*TASK TO CARRY OUT*: Could you copy every line from the material below in which "Interest" appears?

------ PROVIDED ENTRIES ------

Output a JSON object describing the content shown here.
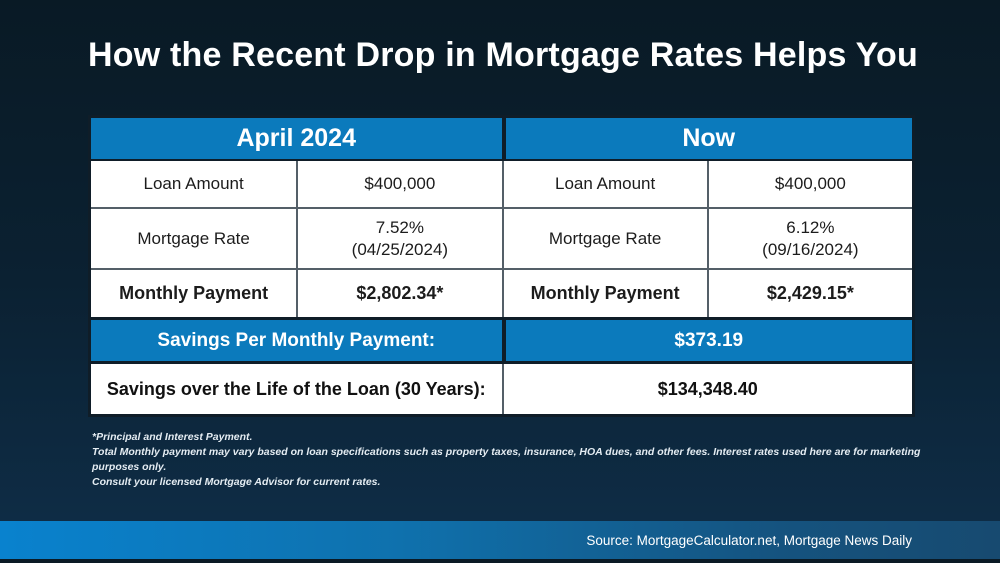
{
  "title": "How the Recent Drop in Mortgage Rates Helps You",
  "comparison": {
    "headers": [
      "April 2024",
      "Now"
    ],
    "rows": [
      {
        "cells": [
          {
            "t": "Loan Amount"
          },
          {
            "t": "$400,000"
          },
          {
            "t": "Loan Amount"
          },
          {
            "t": "$400,000"
          }
        ]
      },
      {
        "cells": [
          {
            "t": "Mortgage Rate"
          },
          {
            "t": "7.52%",
            "t2": "(04/25/2024)"
          },
          {
            "t": "Mortgage Rate"
          },
          {
            "t": "6.12%",
            "t2": "(09/16/2024)"
          }
        ]
      },
      {
        "cells": [
          {
            "t": "Monthly Payment"
          },
          {
            "t": "$2,802.34*"
          },
          {
            "t": "Monthly Payment"
          },
          {
            "t": "$2,429.15*"
          }
        ]
      }
    ]
  },
  "savings": {
    "monthly_label": "Savings Per Monthly Payment:",
    "monthly_value": "$373.19",
    "lifetime_label": "Savings over the Life of the Loan (30 Years):",
    "lifetime_value": "$134,348.40"
  },
  "footnotes": [
    "*Principal and Interest Payment.",
    "Total Monthly payment may vary based on loan specifications such as property taxes, insurance, HOA dues, and other fees. Interest rates used here are for marketing purposes only.",
    "Consult your licensed Mortgage Advisor for current rates."
  ],
  "footer": {
    "source": "Source: MortgageCalculator.net, Mortgage News Daily"
  },
  "colors": {
    "accent_blue": "#0b7abc",
    "footer_gradient_left": "#0982ce",
    "footer_gradient_right": "#174a70",
    "background_top": "#091a25",
    "background_bottom": "#0e2c45",
    "grid_line": "#545f68",
    "dark_border": "#0f1d28"
  },
  "chart_data": {
    "type": "table",
    "title": "How the Recent Drop in Mortgage Rates Helps You",
    "sections": [
      {
        "name": "April 2024",
        "loan_amount": 400000,
        "mortgage_rate_pct": 7.52,
        "rate_date": "04/25/2024",
        "monthly_payment": 2802.34
      },
      {
        "name": "Now",
        "loan_amount": 400000,
        "mortgage_rate_pct": 6.12,
        "rate_date": "09/16/2024",
        "monthly_payment": 2429.15
      }
    ],
    "savings_per_monthly_payment": 373.19,
    "savings_over_loan_life_30_years": 134348.4
  }
}
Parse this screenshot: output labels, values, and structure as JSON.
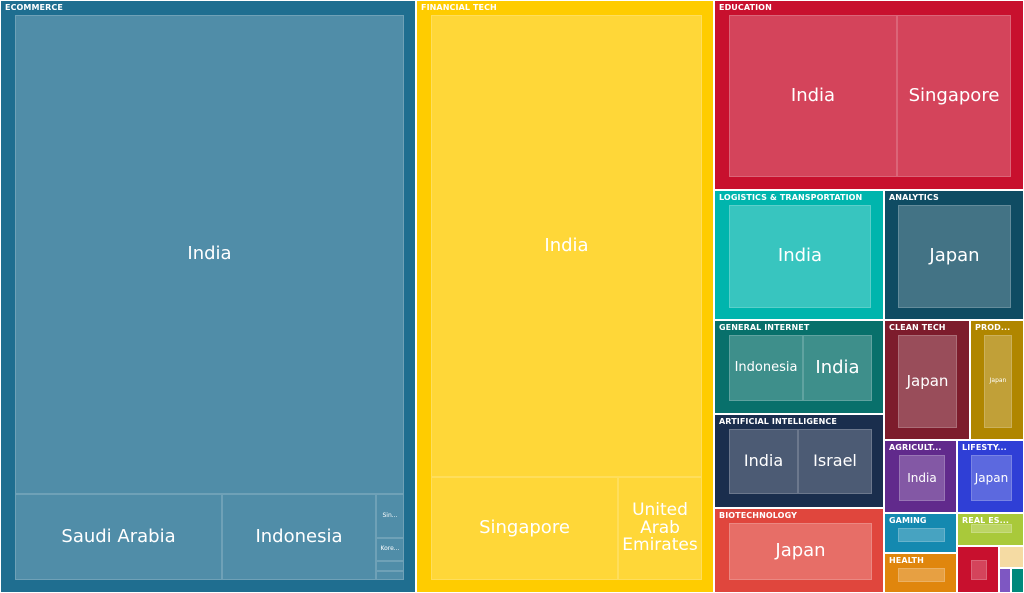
{
  "chart_data": {
    "type": "treemap",
    "categories": [
      {
        "name": "ECOMMERCE",
        "color": "#1f6e90",
        "items": [
          {
            "label": "India",
            "value": 96
          },
          {
            "label": "Saudi Arabia",
            "value": 13
          },
          {
            "label": "Indonesia",
            "value": 9
          },
          {
            "label": "Sin...",
            "value": 1
          },
          {
            "label": "Kore...",
            "value": 1
          },
          {
            "label": "",
            "value": 0.5
          },
          {
            "label": "",
            "value": 0.5
          }
        ]
      },
      {
        "name": "FINANCIAL TECH",
        "color": "#ffcc00",
        "items": [
          {
            "label": "India",
            "value": 68
          },
          {
            "label": "Singapore",
            "value": 8
          },
          {
            "label": "United Arab Emirates",
            "value": 4
          }
        ]
      },
      {
        "name": "EDUCATION",
        "color": "#c8102e",
        "items": [
          {
            "label": "India",
            "value": 10
          },
          {
            "label": "Singapore",
            "value": 7
          }
        ]
      },
      {
        "name": "LOGISTICS & TRANSPORTATION",
        "color": "#00b5ad",
        "items": [
          {
            "label": "India",
            "value": 6
          }
        ]
      },
      {
        "name": "ANALYTICS",
        "color": "#0f4c63",
        "items": [
          {
            "label": "Japan",
            "value": 6
          }
        ]
      },
      {
        "name": "GENERAL INTERNET",
        "color": "#08706b",
        "items": [
          {
            "label": "Indonesia",
            "value": 2
          },
          {
            "label": "India",
            "value": 2
          }
        ]
      },
      {
        "name": "CLEAN TECH",
        "color": "#7d1c2c",
        "items": [
          {
            "label": "Japan",
            "value": 2
          }
        ]
      },
      {
        "name": "PROD...",
        "color": "#b08600",
        "items": [
          {
            "label": "Japan",
            "value": 1
          }
        ]
      },
      {
        "name": "ARTIFICIAL INTELLIGENCE",
        "color": "#1a2e4d",
        "items": [
          {
            "label": "India",
            "value": 2
          },
          {
            "label": "Israel",
            "value": 2
          }
        ]
      },
      {
        "name": "BIOTECHNOLOGY",
        "color": "#e0463d",
        "items": [
          {
            "label": "Japan",
            "value": 3
          }
        ]
      },
      {
        "name": "AGRICULT...",
        "color": "#612a8c",
        "items": [
          {
            "label": "India",
            "value": 1
          }
        ]
      },
      {
        "name": "LIFESTY...",
        "color": "#2f3fd6",
        "items": [
          {
            "label": "Japan",
            "value": 1
          }
        ]
      },
      {
        "name": "GAMING",
        "color": "#1489b0",
        "items": [
          {
            "label": "",
            "value": 0.5
          }
        ]
      },
      {
        "name": "REAL ES...",
        "color": "#a9c93a",
        "items": [
          {
            "label": "",
            "value": 0.5
          }
        ]
      },
      {
        "name": "HEALTH",
        "color": "#e0860d",
        "items": [
          {
            "label": "",
            "value": 0.5
          }
        ]
      },
      {
        "name": "",
        "color": "#c8102e",
        "items": [
          {
            "label": "",
            "value": 0.3
          }
        ]
      },
      {
        "name": "",
        "color": "#f5dba3",
        "items": []
      },
      {
        "name": "",
        "color": "#7e57c2",
        "items": []
      },
      {
        "name": "",
        "color": "#00897b",
        "items": []
      }
    ]
  }
}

------

*OUTPUT FOR THIS EXERCISE*:
    "*Principal and Interest Payment.",
    "Total Monthly payment may vary based on loan specifications such as property taxes, insurance, HOA dues, and other fees. Interest rates used here are for marketing purposes only.",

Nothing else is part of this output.